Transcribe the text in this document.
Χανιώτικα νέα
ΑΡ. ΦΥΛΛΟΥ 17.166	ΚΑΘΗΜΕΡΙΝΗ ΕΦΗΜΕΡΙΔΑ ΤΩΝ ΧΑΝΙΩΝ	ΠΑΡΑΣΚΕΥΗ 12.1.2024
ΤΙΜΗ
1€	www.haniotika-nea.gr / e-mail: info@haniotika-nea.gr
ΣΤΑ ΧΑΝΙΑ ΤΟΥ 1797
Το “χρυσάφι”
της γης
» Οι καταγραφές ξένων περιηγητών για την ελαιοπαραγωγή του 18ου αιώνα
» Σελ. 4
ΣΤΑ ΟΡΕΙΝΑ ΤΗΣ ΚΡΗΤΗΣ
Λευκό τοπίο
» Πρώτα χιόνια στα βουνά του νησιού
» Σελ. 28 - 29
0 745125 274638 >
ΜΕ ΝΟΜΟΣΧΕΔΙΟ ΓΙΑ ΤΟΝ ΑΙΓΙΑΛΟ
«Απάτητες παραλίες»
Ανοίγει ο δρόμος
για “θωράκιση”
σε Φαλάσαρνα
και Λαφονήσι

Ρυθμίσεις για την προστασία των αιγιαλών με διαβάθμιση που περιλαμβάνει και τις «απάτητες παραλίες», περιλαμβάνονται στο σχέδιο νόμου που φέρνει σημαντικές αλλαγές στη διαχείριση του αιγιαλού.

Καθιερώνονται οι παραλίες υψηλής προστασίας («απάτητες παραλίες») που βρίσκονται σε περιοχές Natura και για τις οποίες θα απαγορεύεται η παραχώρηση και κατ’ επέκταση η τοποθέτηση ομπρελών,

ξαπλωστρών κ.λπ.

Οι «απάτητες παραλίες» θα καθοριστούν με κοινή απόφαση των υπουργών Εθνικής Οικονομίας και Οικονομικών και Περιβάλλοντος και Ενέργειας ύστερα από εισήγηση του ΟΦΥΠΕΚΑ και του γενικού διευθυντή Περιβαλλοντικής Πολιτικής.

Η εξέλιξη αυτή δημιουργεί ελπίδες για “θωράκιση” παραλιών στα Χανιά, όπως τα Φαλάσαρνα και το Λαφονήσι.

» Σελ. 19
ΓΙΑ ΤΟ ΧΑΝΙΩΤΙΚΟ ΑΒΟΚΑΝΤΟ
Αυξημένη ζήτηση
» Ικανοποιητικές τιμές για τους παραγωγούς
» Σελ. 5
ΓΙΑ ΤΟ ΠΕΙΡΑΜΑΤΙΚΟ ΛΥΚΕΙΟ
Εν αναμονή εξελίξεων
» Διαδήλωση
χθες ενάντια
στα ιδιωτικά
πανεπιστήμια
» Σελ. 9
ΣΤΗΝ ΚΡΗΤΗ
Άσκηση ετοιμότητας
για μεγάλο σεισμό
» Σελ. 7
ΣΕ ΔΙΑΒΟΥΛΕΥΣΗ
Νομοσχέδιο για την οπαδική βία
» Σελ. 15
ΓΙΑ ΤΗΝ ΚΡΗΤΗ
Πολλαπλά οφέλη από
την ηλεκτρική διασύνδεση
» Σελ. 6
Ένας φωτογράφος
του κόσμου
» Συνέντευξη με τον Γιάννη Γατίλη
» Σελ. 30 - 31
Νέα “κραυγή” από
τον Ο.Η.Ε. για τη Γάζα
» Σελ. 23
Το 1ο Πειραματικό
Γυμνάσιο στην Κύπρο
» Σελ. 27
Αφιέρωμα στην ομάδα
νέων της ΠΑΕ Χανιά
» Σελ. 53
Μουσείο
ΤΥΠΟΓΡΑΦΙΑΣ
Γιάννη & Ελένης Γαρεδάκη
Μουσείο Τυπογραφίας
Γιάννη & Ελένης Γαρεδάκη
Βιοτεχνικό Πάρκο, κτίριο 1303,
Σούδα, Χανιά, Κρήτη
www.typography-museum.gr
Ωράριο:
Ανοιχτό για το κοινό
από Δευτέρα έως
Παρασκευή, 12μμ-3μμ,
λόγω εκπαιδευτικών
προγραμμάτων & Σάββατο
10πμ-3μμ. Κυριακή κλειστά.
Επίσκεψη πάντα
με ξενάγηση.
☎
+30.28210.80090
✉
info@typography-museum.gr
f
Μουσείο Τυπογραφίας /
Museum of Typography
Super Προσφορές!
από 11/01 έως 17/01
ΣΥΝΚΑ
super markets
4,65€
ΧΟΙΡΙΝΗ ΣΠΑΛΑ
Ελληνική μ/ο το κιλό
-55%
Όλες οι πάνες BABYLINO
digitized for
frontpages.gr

• [Aim]:
In the records, locate each line holding the string "info" and copy it.

• [Solution for this task]:
1€	www.haniotika-nea.gr / e-mail: info@haniotika-nea.gr
info@typography-museum.gr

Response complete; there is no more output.